→ Instructions for the task: Read the material below and tally how many lines hold the word "JSON", giving the number and nothing else.

→ Data shown:
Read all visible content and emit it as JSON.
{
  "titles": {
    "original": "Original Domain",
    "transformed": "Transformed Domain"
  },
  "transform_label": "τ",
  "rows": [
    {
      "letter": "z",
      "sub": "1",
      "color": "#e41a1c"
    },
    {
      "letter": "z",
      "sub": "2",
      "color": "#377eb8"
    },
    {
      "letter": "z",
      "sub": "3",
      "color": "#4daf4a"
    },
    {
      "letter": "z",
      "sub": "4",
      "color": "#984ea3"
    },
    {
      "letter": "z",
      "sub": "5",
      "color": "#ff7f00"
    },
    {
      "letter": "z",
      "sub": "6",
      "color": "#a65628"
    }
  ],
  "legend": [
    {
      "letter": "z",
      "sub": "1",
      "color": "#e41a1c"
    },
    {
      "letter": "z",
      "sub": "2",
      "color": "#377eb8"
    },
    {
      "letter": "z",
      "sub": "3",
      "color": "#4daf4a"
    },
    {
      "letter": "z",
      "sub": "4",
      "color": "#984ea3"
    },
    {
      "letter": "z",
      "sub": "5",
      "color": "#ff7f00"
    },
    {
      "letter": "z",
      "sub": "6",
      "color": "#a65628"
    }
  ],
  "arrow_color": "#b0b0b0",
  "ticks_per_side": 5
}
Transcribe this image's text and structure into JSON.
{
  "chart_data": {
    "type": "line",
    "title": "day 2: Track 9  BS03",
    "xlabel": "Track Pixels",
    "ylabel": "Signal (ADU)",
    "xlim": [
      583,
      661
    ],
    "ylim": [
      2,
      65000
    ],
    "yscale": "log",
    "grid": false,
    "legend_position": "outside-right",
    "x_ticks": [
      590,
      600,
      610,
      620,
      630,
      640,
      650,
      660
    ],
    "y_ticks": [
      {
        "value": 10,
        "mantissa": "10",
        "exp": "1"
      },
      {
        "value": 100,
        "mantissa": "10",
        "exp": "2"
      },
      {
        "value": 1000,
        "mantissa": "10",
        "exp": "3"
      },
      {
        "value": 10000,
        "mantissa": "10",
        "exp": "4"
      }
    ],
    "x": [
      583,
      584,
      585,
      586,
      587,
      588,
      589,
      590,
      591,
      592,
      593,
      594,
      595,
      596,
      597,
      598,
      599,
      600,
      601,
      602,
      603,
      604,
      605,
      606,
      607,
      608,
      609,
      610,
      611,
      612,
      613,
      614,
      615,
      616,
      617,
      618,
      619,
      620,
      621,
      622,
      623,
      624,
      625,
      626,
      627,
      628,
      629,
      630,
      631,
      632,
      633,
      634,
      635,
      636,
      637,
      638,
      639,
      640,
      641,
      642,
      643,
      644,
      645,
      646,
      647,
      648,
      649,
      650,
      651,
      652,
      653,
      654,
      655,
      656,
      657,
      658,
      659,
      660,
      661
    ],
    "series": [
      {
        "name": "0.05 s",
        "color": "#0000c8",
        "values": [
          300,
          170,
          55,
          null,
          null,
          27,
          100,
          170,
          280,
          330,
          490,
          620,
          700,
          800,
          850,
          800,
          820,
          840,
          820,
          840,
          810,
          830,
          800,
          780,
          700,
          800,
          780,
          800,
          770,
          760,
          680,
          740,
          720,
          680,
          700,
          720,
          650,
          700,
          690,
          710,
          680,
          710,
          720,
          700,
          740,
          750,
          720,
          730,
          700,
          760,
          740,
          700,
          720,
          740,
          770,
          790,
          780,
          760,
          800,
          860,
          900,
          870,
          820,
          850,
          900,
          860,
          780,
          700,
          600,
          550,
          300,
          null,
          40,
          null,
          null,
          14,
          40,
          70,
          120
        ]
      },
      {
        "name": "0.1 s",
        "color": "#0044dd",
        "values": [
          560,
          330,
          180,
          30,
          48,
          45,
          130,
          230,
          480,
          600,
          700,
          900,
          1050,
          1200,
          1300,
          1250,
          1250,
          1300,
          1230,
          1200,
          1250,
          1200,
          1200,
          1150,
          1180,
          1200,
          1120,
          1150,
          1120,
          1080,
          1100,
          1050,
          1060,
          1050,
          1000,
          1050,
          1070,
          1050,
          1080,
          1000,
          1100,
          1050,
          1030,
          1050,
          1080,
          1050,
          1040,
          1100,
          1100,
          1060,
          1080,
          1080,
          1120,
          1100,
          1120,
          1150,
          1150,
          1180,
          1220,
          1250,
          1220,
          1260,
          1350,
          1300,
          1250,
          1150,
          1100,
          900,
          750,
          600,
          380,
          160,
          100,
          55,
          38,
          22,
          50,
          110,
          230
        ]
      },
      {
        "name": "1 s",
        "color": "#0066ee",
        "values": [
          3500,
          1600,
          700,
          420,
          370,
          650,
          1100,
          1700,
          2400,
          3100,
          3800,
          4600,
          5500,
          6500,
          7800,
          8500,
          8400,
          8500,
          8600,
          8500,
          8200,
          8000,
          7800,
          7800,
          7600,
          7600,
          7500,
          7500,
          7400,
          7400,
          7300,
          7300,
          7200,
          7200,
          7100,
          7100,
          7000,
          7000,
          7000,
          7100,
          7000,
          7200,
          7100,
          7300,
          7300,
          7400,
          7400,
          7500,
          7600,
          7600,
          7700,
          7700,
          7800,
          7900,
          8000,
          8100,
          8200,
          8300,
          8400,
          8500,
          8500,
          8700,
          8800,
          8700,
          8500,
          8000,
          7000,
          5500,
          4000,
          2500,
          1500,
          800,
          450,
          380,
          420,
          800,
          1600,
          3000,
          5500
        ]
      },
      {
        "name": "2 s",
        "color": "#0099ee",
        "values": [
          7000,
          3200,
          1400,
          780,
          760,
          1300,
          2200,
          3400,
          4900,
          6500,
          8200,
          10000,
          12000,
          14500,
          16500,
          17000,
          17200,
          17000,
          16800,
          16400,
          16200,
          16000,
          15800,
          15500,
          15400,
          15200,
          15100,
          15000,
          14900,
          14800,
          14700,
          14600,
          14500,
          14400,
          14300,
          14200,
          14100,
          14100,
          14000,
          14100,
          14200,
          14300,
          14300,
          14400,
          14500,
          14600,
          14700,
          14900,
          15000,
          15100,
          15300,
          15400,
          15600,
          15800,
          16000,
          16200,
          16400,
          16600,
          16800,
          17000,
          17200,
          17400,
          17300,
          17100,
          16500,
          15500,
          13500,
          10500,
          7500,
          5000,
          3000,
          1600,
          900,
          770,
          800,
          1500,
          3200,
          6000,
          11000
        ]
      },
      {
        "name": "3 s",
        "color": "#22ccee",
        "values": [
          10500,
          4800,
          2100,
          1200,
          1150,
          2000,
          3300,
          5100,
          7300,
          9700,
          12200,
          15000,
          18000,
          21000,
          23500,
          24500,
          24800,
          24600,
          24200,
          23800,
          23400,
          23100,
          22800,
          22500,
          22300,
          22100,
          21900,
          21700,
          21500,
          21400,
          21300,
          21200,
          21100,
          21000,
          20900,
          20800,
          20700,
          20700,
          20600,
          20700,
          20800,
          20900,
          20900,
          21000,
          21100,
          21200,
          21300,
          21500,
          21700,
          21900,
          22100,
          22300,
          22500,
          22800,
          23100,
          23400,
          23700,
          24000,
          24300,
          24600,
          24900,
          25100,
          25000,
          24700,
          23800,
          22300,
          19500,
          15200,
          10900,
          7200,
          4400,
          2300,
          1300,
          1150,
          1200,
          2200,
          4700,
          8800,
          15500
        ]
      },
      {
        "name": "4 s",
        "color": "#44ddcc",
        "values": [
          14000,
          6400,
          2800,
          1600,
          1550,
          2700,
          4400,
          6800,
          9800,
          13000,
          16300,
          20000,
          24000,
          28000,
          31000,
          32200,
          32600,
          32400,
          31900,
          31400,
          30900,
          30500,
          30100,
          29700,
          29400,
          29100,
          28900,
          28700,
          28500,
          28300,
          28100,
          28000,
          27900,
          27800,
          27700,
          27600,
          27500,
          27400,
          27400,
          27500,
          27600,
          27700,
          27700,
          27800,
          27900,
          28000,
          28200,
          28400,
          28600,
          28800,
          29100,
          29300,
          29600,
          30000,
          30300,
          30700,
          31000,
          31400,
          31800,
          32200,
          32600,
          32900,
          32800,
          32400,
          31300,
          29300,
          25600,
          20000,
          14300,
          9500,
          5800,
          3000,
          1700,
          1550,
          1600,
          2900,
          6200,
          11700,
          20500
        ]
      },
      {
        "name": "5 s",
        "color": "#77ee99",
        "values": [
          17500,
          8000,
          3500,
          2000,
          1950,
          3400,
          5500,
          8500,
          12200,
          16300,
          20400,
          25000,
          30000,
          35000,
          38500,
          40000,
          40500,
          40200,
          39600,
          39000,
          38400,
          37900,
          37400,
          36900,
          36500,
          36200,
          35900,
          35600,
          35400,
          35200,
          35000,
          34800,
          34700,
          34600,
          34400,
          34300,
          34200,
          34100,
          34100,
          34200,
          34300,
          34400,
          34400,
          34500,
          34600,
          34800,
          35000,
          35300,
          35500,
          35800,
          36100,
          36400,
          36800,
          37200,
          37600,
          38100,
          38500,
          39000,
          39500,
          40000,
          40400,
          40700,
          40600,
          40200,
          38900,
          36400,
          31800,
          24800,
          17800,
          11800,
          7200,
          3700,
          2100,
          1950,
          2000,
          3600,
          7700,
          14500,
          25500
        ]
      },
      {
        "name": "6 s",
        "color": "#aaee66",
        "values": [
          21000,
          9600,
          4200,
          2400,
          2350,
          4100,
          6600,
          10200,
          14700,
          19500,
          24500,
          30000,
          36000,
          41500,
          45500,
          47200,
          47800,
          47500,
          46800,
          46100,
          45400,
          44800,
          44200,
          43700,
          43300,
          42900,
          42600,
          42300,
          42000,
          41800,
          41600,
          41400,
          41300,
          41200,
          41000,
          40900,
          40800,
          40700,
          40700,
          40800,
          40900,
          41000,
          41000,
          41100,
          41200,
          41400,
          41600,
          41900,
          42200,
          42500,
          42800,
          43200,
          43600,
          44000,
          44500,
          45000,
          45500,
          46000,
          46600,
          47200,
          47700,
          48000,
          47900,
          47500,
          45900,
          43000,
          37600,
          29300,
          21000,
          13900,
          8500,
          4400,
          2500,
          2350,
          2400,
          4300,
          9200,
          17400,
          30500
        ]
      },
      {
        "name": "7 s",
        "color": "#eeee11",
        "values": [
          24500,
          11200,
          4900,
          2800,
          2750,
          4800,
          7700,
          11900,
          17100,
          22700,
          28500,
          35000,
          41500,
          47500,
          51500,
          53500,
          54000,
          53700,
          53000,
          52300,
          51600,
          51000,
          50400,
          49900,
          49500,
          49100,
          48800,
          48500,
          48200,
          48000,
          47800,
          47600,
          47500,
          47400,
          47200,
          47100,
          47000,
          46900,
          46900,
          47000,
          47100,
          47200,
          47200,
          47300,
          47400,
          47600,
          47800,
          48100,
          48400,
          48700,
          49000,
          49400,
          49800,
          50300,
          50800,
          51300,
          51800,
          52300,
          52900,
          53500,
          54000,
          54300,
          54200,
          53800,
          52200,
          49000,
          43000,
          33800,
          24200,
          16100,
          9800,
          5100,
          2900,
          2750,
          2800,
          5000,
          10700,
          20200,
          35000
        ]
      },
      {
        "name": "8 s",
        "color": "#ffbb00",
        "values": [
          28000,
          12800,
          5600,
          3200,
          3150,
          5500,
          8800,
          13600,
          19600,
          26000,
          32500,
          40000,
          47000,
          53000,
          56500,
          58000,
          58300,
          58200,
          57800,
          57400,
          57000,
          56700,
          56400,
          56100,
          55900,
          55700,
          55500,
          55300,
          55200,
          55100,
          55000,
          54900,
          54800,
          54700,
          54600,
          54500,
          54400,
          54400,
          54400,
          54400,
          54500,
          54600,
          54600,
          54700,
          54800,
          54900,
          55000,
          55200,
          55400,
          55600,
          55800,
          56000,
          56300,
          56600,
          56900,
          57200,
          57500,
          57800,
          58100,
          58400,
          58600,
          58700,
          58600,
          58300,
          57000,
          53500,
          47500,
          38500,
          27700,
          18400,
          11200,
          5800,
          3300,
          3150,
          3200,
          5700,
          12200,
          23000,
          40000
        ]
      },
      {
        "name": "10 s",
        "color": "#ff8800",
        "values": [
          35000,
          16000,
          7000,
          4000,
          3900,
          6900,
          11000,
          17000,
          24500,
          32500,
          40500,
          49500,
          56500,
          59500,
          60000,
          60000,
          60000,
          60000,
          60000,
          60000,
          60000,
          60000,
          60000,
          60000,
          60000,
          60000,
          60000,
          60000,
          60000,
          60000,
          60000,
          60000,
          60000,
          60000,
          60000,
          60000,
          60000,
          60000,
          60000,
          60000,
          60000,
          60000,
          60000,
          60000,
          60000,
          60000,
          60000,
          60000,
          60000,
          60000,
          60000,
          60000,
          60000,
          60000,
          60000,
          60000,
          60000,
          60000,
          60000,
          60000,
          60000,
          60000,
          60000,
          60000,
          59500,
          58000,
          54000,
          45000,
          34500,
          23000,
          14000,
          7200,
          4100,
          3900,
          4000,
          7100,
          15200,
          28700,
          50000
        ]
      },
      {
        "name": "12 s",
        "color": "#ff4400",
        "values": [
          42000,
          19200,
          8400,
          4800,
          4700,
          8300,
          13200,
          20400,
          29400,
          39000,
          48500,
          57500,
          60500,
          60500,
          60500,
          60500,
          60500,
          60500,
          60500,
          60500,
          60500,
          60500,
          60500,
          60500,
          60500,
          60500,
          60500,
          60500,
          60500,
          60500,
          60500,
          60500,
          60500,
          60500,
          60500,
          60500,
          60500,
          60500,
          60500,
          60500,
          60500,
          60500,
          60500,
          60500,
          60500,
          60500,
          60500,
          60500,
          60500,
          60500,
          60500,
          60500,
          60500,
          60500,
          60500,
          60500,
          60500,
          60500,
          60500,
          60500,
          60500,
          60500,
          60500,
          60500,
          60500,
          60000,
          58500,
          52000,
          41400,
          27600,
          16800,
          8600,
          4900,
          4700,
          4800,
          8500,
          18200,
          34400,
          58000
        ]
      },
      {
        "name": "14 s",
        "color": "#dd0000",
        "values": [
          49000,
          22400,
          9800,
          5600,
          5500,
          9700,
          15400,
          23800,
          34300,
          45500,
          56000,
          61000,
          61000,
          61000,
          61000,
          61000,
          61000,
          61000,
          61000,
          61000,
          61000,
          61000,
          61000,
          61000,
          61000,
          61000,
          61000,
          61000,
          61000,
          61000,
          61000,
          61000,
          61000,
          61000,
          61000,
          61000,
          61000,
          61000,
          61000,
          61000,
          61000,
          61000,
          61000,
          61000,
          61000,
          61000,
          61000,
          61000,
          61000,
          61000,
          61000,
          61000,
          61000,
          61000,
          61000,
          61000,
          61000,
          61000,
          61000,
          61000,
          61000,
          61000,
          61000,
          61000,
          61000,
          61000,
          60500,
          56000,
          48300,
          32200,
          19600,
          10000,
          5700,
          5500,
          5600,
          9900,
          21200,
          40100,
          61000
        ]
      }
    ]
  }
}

→ The completed task: 2